** Start **
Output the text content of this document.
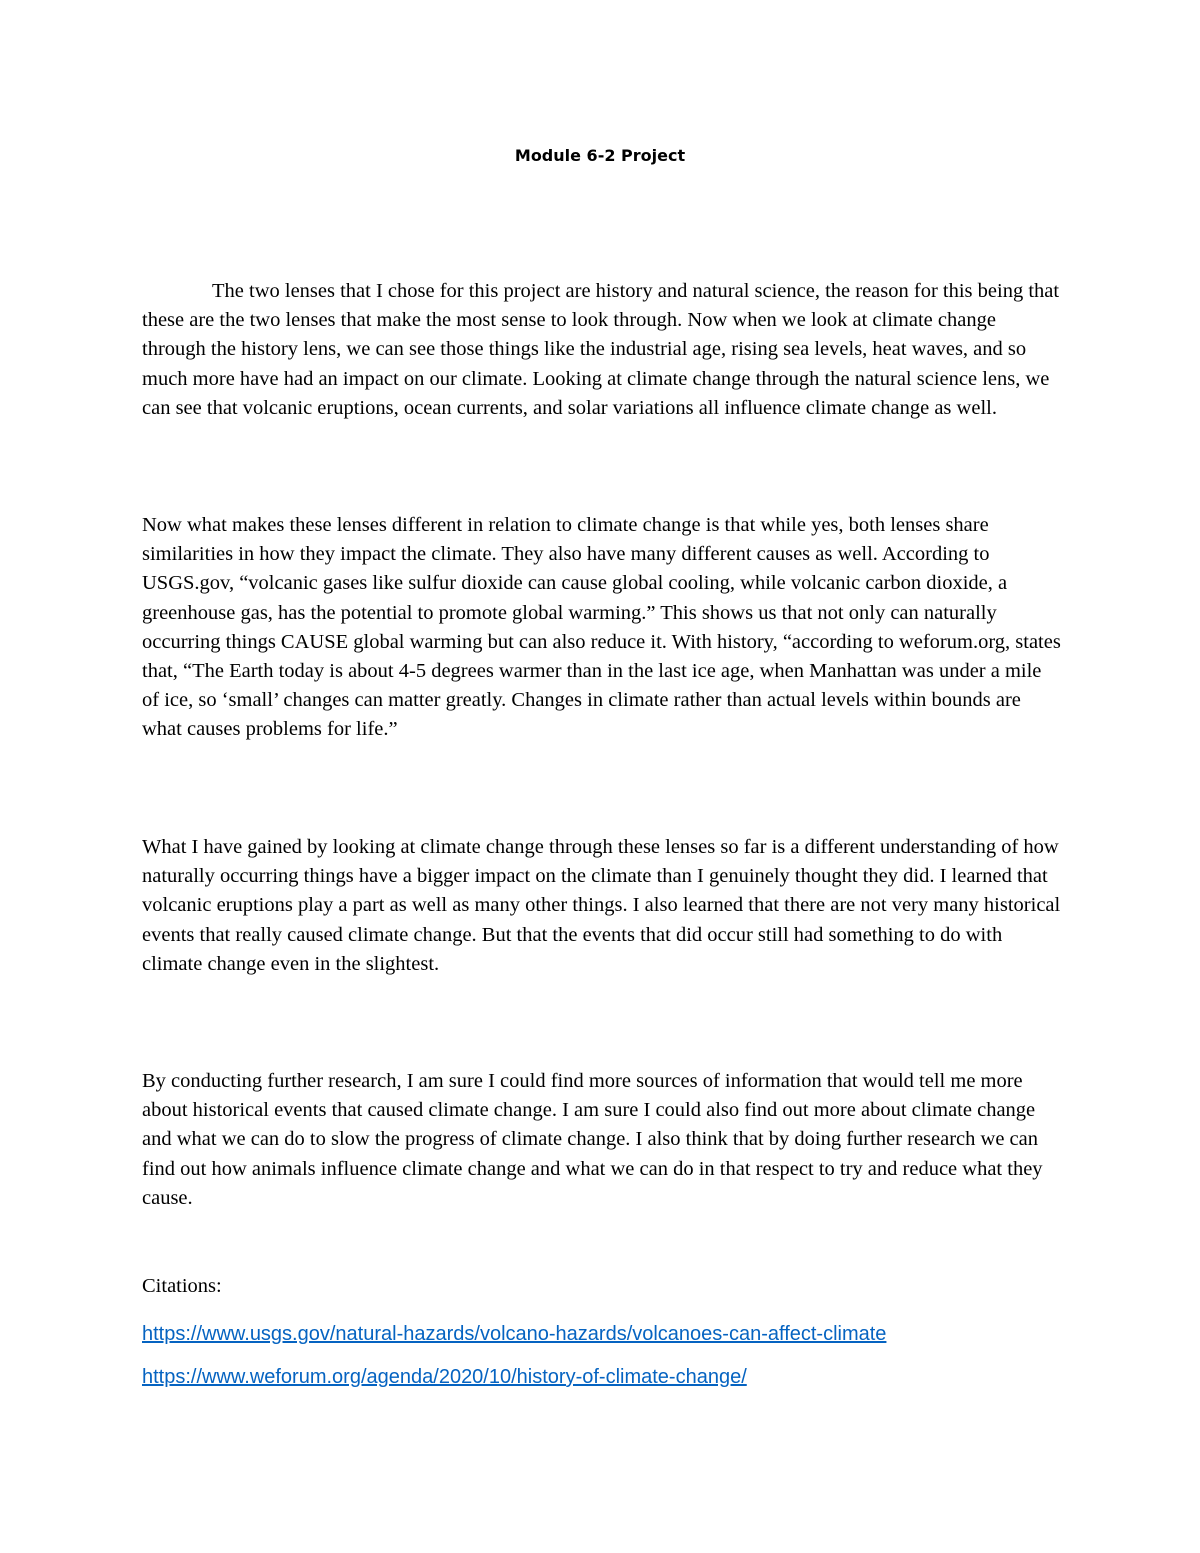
Module 6-2 Project

The two lenses that I chose for this project are history and natural science, the reason for this being that these are the two lenses that make the most sense to look through. Now when we look at climate change through the history lens, we can see those things like the industrial age, rising sea levels, heat waves, and so much more have had an impact on our climate. Looking at climate change through the natural science lens, we can see that volcanic eruptions, ocean currents, and solar variations all influence climate change as well.

Now what makes these lenses different in relation to climate change is that while yes, both lenses share similarities in how they impact the climate. They also have many different causes as well. According to USGS.gov, “volcanic gases like sulfur dioxide can cause global cooling, while volcanic carbon dioxide, a greenhouse gas, has the potential to promote global warming.” This shows us that not only can naturally occurring things CAUSE global warming but can also reduce it. With history, “according to weforum.org, states that, “The Earth today is about 4-5 degrees warmer than in the last ice age, when Manhattan was under a mile of ice, so ‘small’ changes can matter greatly. Changes in climate rather than actual levels within bounds are what causes problems for life.”

What I have gained by looking at climate change through these lenses so far is a different understanding of how naturally occurring things have a bigger impact on the climate than I genuinely thought they did. I learned that volcanic eruptions play a part as well as many other things. I also learned that there are not very many historical events that really caused climate change. But that the events that did occur still had something to do with climate change even in the slightest.

By conducting further research, I am sure I could find more sources of information that would tell me more about historical events that caused climate change. I am sure I could also find out more about climate change and what we can do to slow the progress of climate change. I also think that by doing further research we can find out how animals influence climate change and what we can do in that respect to try and reduce what they cause.

Citations:

https://www.usgs.gov/natural-hazards/volcano-hazards/volcanoes-can-affect-climate
https://www.weforum.org/agenda/2020/10/history-of-climate-change/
** End **
What is required: In the records above, find each line with the word "https" and copy it.

Exercise result:
https://www.usgs.gov/natural-hazards/volcano-hazards/volcanoes-can-affect-climate
https://www.weforum.org/agenda/2020/10/history-of-climate-change/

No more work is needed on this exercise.